Copy each line of the items below verbatim, leaving out the pictures.
-- -- --
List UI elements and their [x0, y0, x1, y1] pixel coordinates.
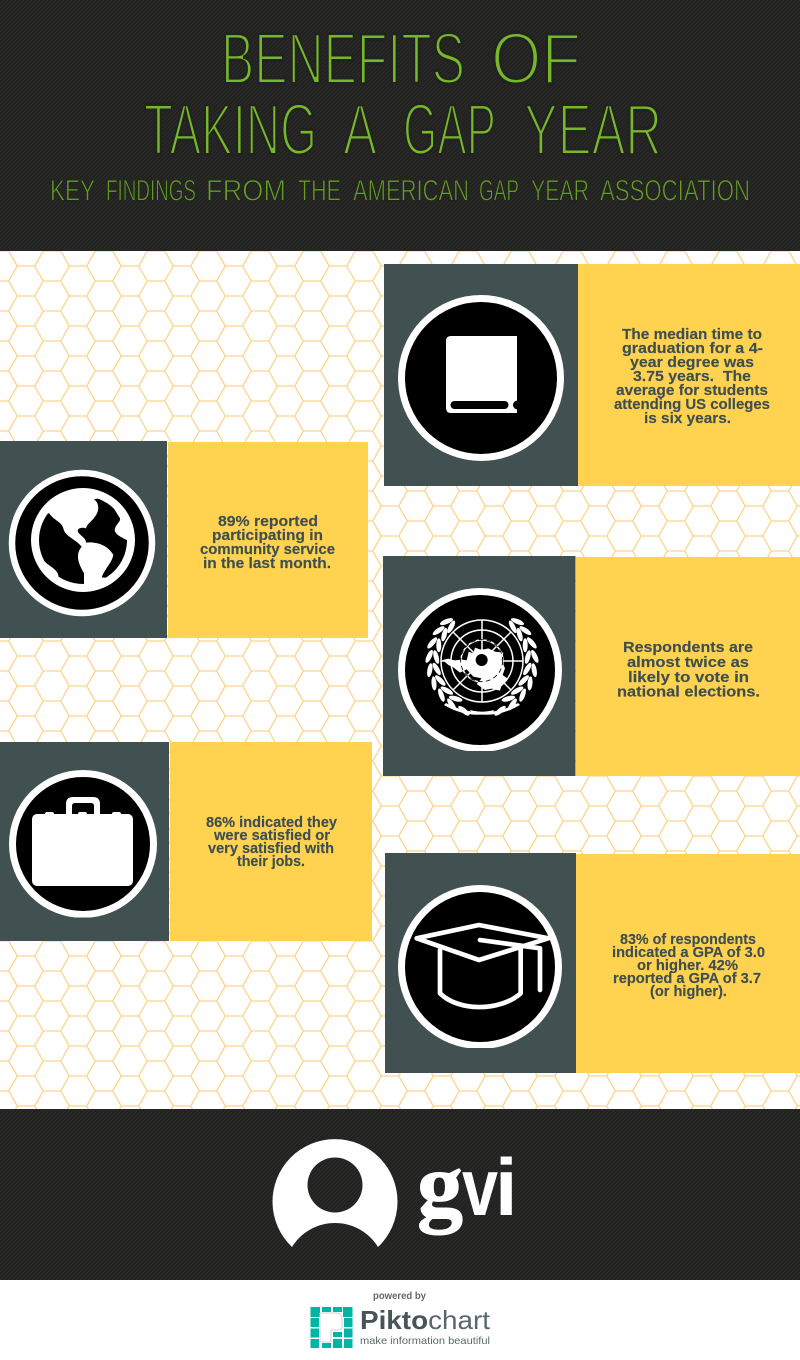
logo: gvi wordmark: g	[417, 1136, 463, 1235]
text block: almost twice as	[627, 654, 749, 671]
title: OF	[491, 20, 581, 100]
text block: in the last month.	[203, 555, 331, 572]
text block	[200, 513, 335, 572]
title: YEAR	[524, 90, 662, 170]
subtitle: ASSOCIATION	[600, 174, 750, 208]
subtitle: FROM	[206, 174, 286, 208]
text block: were satisfied or	[213, 827, 330, 844]
icon: briefcase	[12, 774, 154, 922]
title	[144, 20, 662, 170]
text block: attending US colleges	[614, 396, 770, 413]
subtitle: KEY	[50, 174, 95, 208]
logo: piktochart icon	[310, 1307, 352, 1348]
text block: 83% of respondents	[620, 931, 756, 948]
text block: indicated a GPA of 3.0	[612, 944, 765, 961]
subtitle: YEAR	[531, 174, 589, 208]
powered by: powered by	[373, 1291, 426, 1302]
text block: 89% reported	[218, 513, 318, 530]
text block: graduation for a 4-	[622, 340, 763, 357]
text block: their jobs.	[237, 853, 305, 870]
icon: globe	[12, 473, 152, 613]
title: GAP	[403, 90, 496, 170]
logo: gvi mark	[273, 1139, 398, 1247]
title: A	[343, 90, 377, 170]
title: TAKING	[144, 90, 317, 170]
text block: The median time to	[622, 326, 762, 343]
subtitle: AMERICAN	[353, 174, 469, 208]
header band	[0, 0, 800, 251]
text block: year degree was	[630, 354, 754, 371]
text block: is six years.	[644, 410, 731, 427]
panel: job satisfaction	[0, 742, 372, 941]
subtitle: GAP	[479, 174, 519, 208]
text block: 86% indicated they	[206, 814, 338, 831]
footer band	[0, 1109, 800, 1280]
logo: gvi wordmark: i	[495, 1143, 518, 1233]
subtitle: FINDINGS	[106, 174, 196, 208]
subtitle	[50, 174, 750, 208]
icon: book	[402, 298, 560, 458]
panel: voting	[383, 556, 800, 776]
text block: national elections.	[617, 684, 760, 700]
text block	[612, 931, 765, 1000]
logo: piktochart wordmark: Piktochart	[360, 1305, 491, 1335]
logo: gvi wordmark	[417, 1136, 518, 1235]
text block	[617, 639, 760, 700]
panel: community service	[0, 441, 368, 638]
text block: Respondents are	[623, 639, 753, 656]
text block: very satisfied with	[208, 840, 334, 857]
icon: graduation cap	[400, 888, 560, 1054]
text block: (or higher).	[650, 983, 727, 1000]
hexagon background	[0, 251, 800, 1109]
text block	[614, 326, 770, 427]
panel: GPA	[385, 853, 800, 1073]
text block: reported a GPA of 3.7	[613, 970, 761, 987]
icon: UN emblem	[400, 592, 560, 759]
tagline: make information beautiful	[360, 1335, 490, 1347]
text block	[206, 814, 338, 870]
text block: 3.75 years. The	[633, 368, 751, 385]
subtitle: THE	[298, 174, 341, 208]
text block: likely to vote in	[628, 669, 749, 686]
text block: participating in	[212, 527, 323, 544]
text block: average for students	[616, 382, 768, 399]
panel: graduation time	[384, 264, 800, 486]
title: BENEFITS	[221, 20, 465, 100]
logo: gvi wordmark: v	[462, 1143, 498, 1233]
text block: community service	[200, 541, 335, 558]
text block: or higher. 42%	[637, 957, 738, 974]
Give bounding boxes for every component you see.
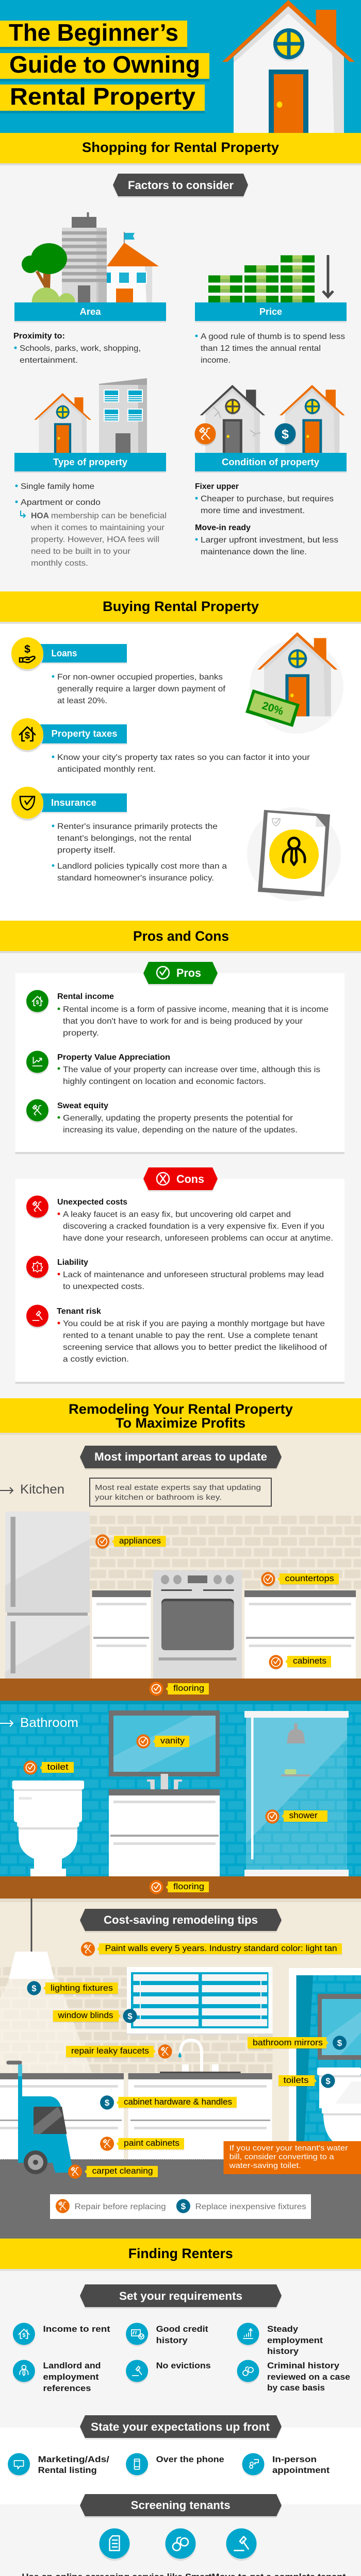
-- -- --
→ **TASK SOLUTION**:
List UI elements and their [x0, y0, x1, y1] pixel coordinates.
logo: gvi wordmark: g	[417, 1136, 463, 1235]
text block: almost twice as	[627, 654, 749, 671]
title: OF	[491, 20, 581, 100]
text block: in the last month.	[203, 555, 331, 572]
text block	[200, 513, 335, 572]
title: YEAR	[524, 90, 662, 170]
subtitle: ASSOCIATION	[600, 174, 750, 208]
subtitle: FROM	[206, 174, 286, 208]
text block: were satisfied or	[213, 827, 330, 844]
icon: briefcase	[12, 774, 154, 922]
title	[144, 20, 662, 170]
text block: attending US colleges	[614, 396, 770, 413]
subtitle: KEY	[50, 174, 95, 208]
logo: piktochart icon	[310, 1307, 352, 1348]
text block: 83% of respondents	[620, 931, 756, 948]
text block: indicated a GPA of 3.0	[612, 944, 765, 961]
subtitle: YEAR	[531, 174, 589, 208]
powered by: powered by	[373, 1291, 426, 1302]
text block: 89% reported	[218, 513, 318, 530]
text block: graduation for a 4-	[622, 340, 763, 357]
text block: their jobs.	[237, 853, 305, 870]
icon: globe	[12, 473, 152, 613]
title: GAP	[403, 90, 496, 170]
logo: gvi mark	[273, 1139, 398, 1247]
title: A	[343, 90, 377, 170]
title: TAKING	[144, 90, 317, 170]
text block: The median time to	[622, 326, 762, 343]
subtitle: AMERICAN	[353, 174, 469, 208]
header band	[0, 0, 800, 251]
text block: year degree was	[630, 354, 754, 371]
text block: is six years.	[644, 410, 731, 427]
panel: job satisfaction	[0, 742, 372, 941]
subtitle: GAP	[479, 174, 519, 208]
text block: 86% indicated they	[206, 814, 338, 831]
footer band	[0, 1109, 800, 1280]
logo: gvi wordmark: i	[495, 1143, 518, 1233]
subtitle: FINDINGS	[106, 174, 196, 208]
subtitle	[50, 174, 750, 208]
icon: book	[402, 298, 560, 458]
panel: voting	[383, 556, 800, 776]
text block: national elections.	[617, 684, 760, 700]
text block	[612, 931, 765, 1000]
logo: piktochart wordmark: Piktochart	[360, 1305, 491, 1335]
logo: gvi wordmark	[417, 1136, 518, 1235]
text block	[617, 639, 760, 700]
panel: community service	[0, 441, 368, 638]
text block: Respondents are	[623, 639, 753, 656]
text block: very satisfied with	[208, 840, 334, 857]
icon: graduation cap	[400, 888, 560, 1054]
text block: (or higher).	[650, 983, 727, 1000]
hexagon background	[0, 251, 800, 1109]
text block	[614, 326, 770, 427]
panel: GPA	[385, 853, 800, 1073]
text block: reported a GPA of 3.7	[613, 970, 761, 987]
icon: UN emblem	[400, 592, 560, 759]
tagline: make information beautiful	[360, 1335, 490, 1347]
text block	[206, 814, 338, 870]
text block: 3.75 years. The	[633, 368, 751, 385]
subtitle: THE	[298, 174, 341, 208]
text block: likely to vote in	[628, 669, 749, 686]
text block: participating in	[212, 527, 323, 544]
text block: average for students	[616, 382, 768, 399]
panel: graduation time	[384, 264, 800, 486]
title: BENEFITS	[221, 20, 465, 100]
logo: gvi wordmark: v	[462, 1143, 498, 1233]
text block: community service	[200, 541, 335, 558]
text block: or higher. 42%	[637, 957, 738, 974]
Give bounding boxes for every component you see.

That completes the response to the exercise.